--- Extracted information ---
"""

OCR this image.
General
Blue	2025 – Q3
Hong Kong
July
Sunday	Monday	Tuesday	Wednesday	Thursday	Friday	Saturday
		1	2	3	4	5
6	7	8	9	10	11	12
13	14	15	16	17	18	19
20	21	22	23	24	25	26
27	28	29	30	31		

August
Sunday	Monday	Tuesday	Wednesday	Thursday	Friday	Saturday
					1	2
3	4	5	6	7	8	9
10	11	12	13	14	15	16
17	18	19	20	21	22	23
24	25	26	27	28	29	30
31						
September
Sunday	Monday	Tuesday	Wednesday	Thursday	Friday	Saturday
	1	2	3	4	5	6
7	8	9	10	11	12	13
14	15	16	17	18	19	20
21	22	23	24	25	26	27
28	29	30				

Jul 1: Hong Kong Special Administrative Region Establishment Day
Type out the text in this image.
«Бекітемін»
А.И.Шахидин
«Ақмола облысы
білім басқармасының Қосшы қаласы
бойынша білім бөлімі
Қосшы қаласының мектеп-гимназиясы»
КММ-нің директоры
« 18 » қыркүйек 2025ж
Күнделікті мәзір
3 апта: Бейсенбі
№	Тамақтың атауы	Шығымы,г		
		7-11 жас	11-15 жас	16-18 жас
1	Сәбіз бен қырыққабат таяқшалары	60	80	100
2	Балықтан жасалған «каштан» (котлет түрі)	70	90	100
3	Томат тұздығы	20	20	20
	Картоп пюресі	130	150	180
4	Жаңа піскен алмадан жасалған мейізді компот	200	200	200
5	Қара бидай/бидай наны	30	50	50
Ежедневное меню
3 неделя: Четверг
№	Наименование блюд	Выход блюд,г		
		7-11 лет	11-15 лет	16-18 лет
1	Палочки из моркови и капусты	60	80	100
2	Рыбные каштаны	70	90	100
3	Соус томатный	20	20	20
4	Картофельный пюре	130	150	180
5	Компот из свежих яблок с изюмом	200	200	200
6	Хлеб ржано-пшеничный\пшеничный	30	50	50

"""

From the first line to the last, please quote the material above exactly.

OCR this image.
General
Blue	2025 – Q3
Hong Kong
July
Sunday	Monday	Tuesday	Wednesday	Thursday	Friday	Saturday
		1	2	3	4	5
6	7	8	9	10	11	12
13	14	15	16	17	18	19
20	21	22	23	24	25	26
27	28	29	30	31		

August
Sunday	Monday	Tuesday	Wednesday	Thursday	Friday	Saturday
					1	2
3	4	5	6	7	8	9
10	11	12	13	14	15	16
17	18	19	20	21	22	23
24	25	26	27	28	29	30
31						
September
Sunday	Monday	Tuesday	Wednesday	Thursday	Friday	Saturday
	1	2	3	4	5	6
7	8	9	10	11	12	13
14	15	16	17	18	19	20
21	22	23	24	25	26	27
28	29	30				

Jul 1: Hong Kong Special Administrative Region Establishment Day
Type out the text in this image.
«Бекітемін»
А.И.Шахидин
«Ақмола облысы
білім басқармасының Қосшы қаласы
бойынша білім бөлімі
Қосшы қаласының мектеп-гимназиясы»
КММ-нің директоры
« 18 » қыркүйек 2025ж
Күнделікті мәзір
3 апта: Бейсенбі
№	Тамақтың атауы	Шығымы,г		
		7-11 жас	11-15 жас	16-18 жас
1	Сәбіз бен қырыққабат таяқшалары	60	80	100
2	Балықтан жасалған «каштан» (котлет түрі)	70	90	100
3	Томат тұздығы	20	20	20
	Картоп пюресі	130	150	180
4	Жаңа піскен алмадан жасалған мейізді компот	200	200	200
5	Қара бидай/бидай наны	30	50	50
Ежедневное меню
3 неделя: Четверг
№	Наименование блюд	Выход блюд,г		
		7-11 лет	11-15 лет	16-18 лет
1	Палочки из моркови и капусты	60	80	100
2	Рыбные каштаны	70	90	100
3	Соус томатный	20	20	20
4	Картофельный пюре	130	150	180
5	Компот из свежих яблок с изюмом	200	200	200
6	Хлеб ржано-пшеничный\пшеничный	30	50	50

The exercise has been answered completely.